[Figure record listings]
---------------
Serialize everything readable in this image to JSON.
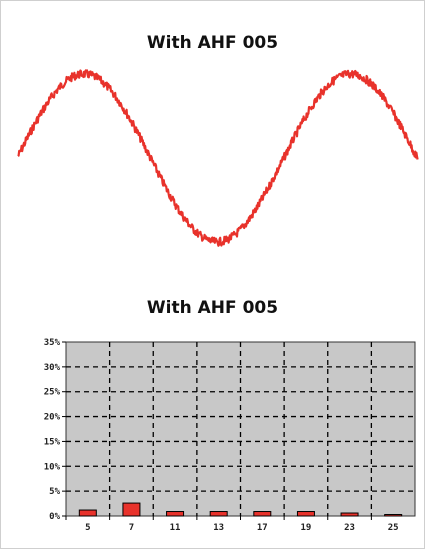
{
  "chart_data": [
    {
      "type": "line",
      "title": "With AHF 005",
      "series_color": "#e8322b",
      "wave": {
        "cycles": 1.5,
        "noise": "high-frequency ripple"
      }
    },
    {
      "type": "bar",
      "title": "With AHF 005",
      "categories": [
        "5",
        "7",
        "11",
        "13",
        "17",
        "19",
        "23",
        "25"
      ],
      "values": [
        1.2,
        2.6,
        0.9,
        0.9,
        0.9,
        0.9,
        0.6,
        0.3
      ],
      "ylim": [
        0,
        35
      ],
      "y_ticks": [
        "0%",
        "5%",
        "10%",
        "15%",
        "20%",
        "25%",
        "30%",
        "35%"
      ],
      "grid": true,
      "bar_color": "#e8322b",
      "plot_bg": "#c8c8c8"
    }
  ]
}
---------------
▶ [Problem to solve]:
Repeat the data exactly, dropping every picture it holds.

▶ [Result]:
Serialize everything readable in this image to JSON.
{
  "chart_data": [
    {
      "type": "line",
      "title": "With AHF 005",
      "series_color": "#e8322b",
      "wave": {
        "cycles": 1.5,
        "noise": "high-frequency ripple"
      }
    },
    {
      "type": "bar",
      "title": "With AHF 005",
      "categories": [
        "5",
        "7",
        "11",
        "13",
        "17",
        "19",
        "23",
        "25"
      ],
      "values": [
        1.2,
        2.6,
        0.9,
        0.9,
        0.9,
        0.9,
        0.6,
        0.3
      ],
      "ylim": [
        0,
        35
      ],
      "y_ticks": [
        "0%",
        "5%",
        "10%",
        "15%",
        "20%",
        "25%",
        "30%",
        "35%"
      ],
      "grid": true,
      "bar_color": "#e8322b",
      "plot_bg": "#c8c8c8"
    }
  ]
}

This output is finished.